Malgrado che abbia contratto il virus a fine febbraio, sono stato sempre asintomatico e ciò mi ha consentito di poter gestire, anche nel periodo di quarantena che ho svolto all’interno del mio alloggio, la macchina organizzativa che ha affrontato il periodo pandemico.
C’è stato un momento in cui ha temuto che la pandemia potesse averla vinta?
No, mai. È stata proprio la risposta corale e organizzata di tutte le istituzioni bresciane, a qualsiasi livello, unitamente alla grande prova di maturità dell’intera collettività che mi hanno subito convinto che la pandemia si sarebbe potuto fronteggiare efficacemente. E così è stato.
Quali furono i punti di forza della risposta bresciana?

════════════════════

- _Richiesta operativa_:
Modifica il passo dell'estratto che parte da "C’è stato un" e arriva fino a "della risposta bresciana?", riportandolo con "epidemia" al posto di "pandemia".

- _Informazioni_:

════════════════════

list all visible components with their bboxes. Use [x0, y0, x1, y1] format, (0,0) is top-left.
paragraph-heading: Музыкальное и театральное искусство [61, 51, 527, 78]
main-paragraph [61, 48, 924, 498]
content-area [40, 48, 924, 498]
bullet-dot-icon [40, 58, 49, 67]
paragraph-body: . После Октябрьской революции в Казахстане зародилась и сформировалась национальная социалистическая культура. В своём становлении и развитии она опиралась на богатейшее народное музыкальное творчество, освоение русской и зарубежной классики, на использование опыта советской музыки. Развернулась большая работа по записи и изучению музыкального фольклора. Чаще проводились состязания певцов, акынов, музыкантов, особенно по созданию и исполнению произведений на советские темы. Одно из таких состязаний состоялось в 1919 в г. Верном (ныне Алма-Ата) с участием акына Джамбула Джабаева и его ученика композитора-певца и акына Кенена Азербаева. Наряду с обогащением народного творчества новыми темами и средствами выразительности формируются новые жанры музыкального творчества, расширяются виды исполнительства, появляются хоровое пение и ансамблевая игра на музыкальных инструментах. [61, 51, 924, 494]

════════════════════

- _Risposta qui sotto_:
C’è stato un momento in cui ha temuto che la epidemia potesse averla vinta?
No, mai. È stata proprio la risposta corale e organizzata di tutte le istituzioni bresciane, a qualsiasi livello, unitamente alla grande prova di maturità dell’intera collettività che mi hanno subito convinto che la epidemia si sarebbe potuto fronteggiare efficacemente. E così è stato.
Quali furono i punti di forza della risposta bresciana?